===== Data for the task

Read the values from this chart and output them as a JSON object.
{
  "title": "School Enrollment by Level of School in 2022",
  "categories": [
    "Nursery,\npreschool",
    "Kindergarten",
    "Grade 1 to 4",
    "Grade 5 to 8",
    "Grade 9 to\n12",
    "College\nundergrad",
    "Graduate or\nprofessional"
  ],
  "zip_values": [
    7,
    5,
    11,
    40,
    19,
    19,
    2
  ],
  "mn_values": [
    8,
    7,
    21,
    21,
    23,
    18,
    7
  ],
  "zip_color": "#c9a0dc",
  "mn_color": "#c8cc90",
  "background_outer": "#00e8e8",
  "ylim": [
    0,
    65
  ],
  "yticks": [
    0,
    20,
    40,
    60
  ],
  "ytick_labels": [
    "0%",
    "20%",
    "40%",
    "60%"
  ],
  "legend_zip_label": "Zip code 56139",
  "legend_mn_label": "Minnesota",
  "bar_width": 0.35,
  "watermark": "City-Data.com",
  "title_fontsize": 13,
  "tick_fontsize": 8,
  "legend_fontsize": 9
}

==========

## Task prompt
Take the listing above and set it down exactly.

## Written solution
Read the values from this chart and output them as a JSON object.
{
  "title": "School Enrollment by Level of School in 2022",
  "categories": [
    "Nursery,\npreschool",
    "Kindergarten",
    "Grade 1 to 4",
    "Grade 5 to 8",
    "Grade 9 to\n12",
    "College\nundergrad",
    "Graduate or\nprofessional"
  ],
  "zip_values": [
    7,
    5,
    11,
    40,
    19,
    19,
    2
  ],
  "mn_values": [
    8,
    7,
    21,
    21,
    23,
    18,
    7
  ],
  "zip_color": "#c9a0dc",
  "mn_color": "#c8cc90",
  "background_outer": "#00e8e8",
  "ylim": [
    0,
    65
  ],
  "yticks": [
    0,
    20,
    40,
    60
  ],
  "ytick_labels": [
    "0%",
    "20%",
    "40%",
    "60%"
  ],
  "legend_zip_label": "Zip code 56139",
  "legend_mn_label": "Minnesota",
  "bar_width": 0.35,
  "watermark": "City-Data.com",
  "title_fontsize": 13,
  "tick_fontsize": 8,
  "legend_fontsize": 9
}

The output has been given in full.